WHAT YOU WILL DO
Reproduce the records below word for word.

---------- RECORDS ----------

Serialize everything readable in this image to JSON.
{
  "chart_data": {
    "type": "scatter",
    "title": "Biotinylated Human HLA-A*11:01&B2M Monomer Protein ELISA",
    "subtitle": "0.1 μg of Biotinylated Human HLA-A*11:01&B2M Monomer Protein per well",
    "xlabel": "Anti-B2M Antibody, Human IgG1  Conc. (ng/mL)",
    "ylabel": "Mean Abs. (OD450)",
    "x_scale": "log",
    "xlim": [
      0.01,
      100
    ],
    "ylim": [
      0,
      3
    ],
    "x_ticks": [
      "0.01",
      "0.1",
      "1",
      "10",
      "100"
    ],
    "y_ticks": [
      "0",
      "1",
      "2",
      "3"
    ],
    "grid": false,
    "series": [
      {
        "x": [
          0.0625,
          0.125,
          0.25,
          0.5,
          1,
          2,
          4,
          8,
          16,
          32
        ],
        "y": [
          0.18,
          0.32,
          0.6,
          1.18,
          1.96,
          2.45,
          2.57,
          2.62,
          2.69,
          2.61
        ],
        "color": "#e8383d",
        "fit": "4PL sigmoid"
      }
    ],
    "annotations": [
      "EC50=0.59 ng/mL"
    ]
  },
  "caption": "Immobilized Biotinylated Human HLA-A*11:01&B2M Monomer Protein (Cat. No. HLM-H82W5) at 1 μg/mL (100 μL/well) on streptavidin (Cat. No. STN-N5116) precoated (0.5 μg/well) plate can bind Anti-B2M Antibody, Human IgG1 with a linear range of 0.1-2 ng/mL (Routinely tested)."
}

----------

OUTPUT BELOW
Serialize everything readable in this image to JSON.
{
  "chart_data": {
    "type": "scatter",
    "title": "Biotinylated Human HLA-A*11:01&B2M Monomer Protein ELISA",
    "subtitle": "0.1 μg of Biotinylated Human HLA-A*11:01&B2M Monomer Protein per well",
    "xlabel": "Anti-B2M Antibody, Human IgG1  Conc. (ng/mL)",
    "ylabel": "Mean Abs. (OD450)",
    "x_scale": "log",
    "xlim": [
      0.01,
      100
    ],
    "ylim": [
      0,
      3
    ],
    "x_ticks": [
      "0.01",
      "0.1",
      "1",
      "10",
      "100"
    ],
    "y_ticks": [
      "0",
      "1",
      "2",
      "3"
    ],
    "grid": false,
    "series": [
      {
        "x": [
          0.0625,
          0.125,
          0.25,
          0.5,
          1,
          2,
          4,
          8,
          16,
          32
        ],
        "y": [
          0.18,
          0.32,
          0.6,
          1.18,
          1.96,
          2.45,
          2.57,
          2.62,
          2.69,
          2.61
        ],
        "color": "#e8383d",
        "fit": "4PL sigmoid"
      }
    ],
    "annotations": [
      "EC50=0.59 ng/mL"
    ]
  },
  "caption": "Immobilized Biotinylated Human HLA-A*11:01&B2M Monomer Protein (Cat. No. HLM-H82W5) at 1 μg/mL (100 μL/well) on streptavidin (Cat. No. STN-N5116) precoated (0.5 μg/well) plate can bind Anti-B2M Antibody, Human IgG1 with a linear range of 0.1-2 ng/mL (Routinely tested)."
}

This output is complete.